In the listing that follows, how many lines contain "лесного"? Give the number only.

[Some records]
---

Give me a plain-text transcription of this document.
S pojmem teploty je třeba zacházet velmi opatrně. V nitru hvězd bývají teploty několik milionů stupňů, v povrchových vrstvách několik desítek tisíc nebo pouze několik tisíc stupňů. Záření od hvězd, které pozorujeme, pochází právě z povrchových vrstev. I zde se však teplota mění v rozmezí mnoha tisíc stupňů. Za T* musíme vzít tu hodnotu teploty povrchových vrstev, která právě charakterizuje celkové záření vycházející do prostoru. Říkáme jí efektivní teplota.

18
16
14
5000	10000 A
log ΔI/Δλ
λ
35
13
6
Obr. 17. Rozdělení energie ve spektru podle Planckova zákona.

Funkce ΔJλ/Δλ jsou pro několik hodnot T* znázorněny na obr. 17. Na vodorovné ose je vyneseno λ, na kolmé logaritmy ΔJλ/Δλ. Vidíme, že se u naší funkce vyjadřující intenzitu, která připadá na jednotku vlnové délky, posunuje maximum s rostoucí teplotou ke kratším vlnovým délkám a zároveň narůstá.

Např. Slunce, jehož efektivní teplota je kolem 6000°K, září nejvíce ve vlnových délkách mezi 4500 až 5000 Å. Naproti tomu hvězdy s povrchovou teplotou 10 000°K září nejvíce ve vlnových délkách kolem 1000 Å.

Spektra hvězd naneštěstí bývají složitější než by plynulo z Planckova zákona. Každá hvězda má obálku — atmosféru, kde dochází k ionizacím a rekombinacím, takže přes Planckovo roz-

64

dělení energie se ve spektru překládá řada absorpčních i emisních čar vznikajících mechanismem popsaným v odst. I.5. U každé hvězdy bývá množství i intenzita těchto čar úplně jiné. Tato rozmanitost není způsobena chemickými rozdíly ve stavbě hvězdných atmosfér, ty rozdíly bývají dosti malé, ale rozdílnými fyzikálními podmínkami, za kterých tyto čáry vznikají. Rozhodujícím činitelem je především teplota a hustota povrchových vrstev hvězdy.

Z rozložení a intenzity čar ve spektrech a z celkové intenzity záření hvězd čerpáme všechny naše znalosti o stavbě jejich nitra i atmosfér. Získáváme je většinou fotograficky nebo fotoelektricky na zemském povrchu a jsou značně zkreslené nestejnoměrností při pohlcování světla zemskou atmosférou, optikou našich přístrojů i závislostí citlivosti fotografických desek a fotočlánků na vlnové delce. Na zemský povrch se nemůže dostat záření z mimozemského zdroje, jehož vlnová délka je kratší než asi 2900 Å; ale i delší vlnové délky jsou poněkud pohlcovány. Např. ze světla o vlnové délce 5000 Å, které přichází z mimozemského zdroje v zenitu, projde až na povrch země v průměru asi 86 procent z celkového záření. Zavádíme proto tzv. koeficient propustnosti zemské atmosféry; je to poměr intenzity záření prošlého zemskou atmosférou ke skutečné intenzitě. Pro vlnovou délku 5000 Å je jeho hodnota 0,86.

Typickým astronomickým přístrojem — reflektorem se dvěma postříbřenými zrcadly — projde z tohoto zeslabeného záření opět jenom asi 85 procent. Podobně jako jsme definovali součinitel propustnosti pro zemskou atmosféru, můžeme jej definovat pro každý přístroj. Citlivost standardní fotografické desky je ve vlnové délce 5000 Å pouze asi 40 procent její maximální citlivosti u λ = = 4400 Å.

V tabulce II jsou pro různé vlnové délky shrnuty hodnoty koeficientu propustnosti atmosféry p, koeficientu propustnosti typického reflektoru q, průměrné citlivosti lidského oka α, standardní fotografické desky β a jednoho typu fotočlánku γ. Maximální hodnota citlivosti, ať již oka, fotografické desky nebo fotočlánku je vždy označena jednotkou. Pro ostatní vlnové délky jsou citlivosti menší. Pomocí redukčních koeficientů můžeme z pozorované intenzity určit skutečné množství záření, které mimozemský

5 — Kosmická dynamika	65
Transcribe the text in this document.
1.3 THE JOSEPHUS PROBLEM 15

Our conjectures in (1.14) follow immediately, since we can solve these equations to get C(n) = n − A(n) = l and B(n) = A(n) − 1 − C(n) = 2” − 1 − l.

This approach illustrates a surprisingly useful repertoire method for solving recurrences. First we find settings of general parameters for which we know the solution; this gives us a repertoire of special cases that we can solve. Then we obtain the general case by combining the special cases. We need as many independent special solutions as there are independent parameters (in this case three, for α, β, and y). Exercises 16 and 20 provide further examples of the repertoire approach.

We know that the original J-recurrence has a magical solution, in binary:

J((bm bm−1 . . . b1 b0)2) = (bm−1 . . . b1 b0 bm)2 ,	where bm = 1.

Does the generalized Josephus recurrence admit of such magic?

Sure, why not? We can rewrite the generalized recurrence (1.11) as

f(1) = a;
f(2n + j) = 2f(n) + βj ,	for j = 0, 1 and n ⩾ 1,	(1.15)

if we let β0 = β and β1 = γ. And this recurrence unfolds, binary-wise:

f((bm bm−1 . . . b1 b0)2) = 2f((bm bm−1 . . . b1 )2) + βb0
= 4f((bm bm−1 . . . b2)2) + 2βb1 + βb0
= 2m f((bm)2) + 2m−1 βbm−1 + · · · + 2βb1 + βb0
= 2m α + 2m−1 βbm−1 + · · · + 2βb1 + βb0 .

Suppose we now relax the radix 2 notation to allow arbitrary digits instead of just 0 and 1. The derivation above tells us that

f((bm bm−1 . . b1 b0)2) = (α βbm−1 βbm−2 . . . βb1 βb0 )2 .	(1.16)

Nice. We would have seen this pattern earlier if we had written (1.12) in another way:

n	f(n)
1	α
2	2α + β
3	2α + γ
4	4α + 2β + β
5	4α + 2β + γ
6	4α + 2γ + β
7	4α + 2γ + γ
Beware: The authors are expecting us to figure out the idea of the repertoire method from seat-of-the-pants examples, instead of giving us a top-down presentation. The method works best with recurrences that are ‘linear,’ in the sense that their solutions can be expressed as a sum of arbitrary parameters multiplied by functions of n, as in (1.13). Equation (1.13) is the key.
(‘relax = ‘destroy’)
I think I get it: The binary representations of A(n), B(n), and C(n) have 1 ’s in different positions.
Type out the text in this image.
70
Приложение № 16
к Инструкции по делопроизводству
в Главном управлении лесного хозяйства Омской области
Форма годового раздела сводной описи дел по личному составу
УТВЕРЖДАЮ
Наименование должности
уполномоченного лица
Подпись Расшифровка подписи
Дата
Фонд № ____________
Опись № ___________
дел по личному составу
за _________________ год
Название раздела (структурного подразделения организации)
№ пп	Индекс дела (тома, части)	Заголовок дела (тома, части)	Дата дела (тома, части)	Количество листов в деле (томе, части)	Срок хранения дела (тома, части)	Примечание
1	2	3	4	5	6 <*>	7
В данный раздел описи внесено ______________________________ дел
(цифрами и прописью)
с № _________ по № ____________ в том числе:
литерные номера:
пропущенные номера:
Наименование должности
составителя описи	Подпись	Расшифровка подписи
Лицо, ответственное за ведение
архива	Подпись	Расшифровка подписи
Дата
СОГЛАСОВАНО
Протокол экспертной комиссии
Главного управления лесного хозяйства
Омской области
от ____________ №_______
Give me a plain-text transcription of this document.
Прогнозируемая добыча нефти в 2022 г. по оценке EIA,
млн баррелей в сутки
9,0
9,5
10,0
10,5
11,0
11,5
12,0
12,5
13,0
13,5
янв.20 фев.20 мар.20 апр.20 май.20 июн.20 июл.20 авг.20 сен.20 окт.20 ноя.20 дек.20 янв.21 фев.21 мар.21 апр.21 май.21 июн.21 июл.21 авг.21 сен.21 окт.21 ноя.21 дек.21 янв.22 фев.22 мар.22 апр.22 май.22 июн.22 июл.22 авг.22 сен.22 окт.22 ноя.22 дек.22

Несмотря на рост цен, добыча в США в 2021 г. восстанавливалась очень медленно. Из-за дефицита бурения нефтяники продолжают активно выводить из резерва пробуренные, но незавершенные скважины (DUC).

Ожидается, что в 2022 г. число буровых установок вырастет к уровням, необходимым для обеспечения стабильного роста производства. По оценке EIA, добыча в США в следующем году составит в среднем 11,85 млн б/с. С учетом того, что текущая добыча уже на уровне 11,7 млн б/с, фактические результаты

---

• Full output: 2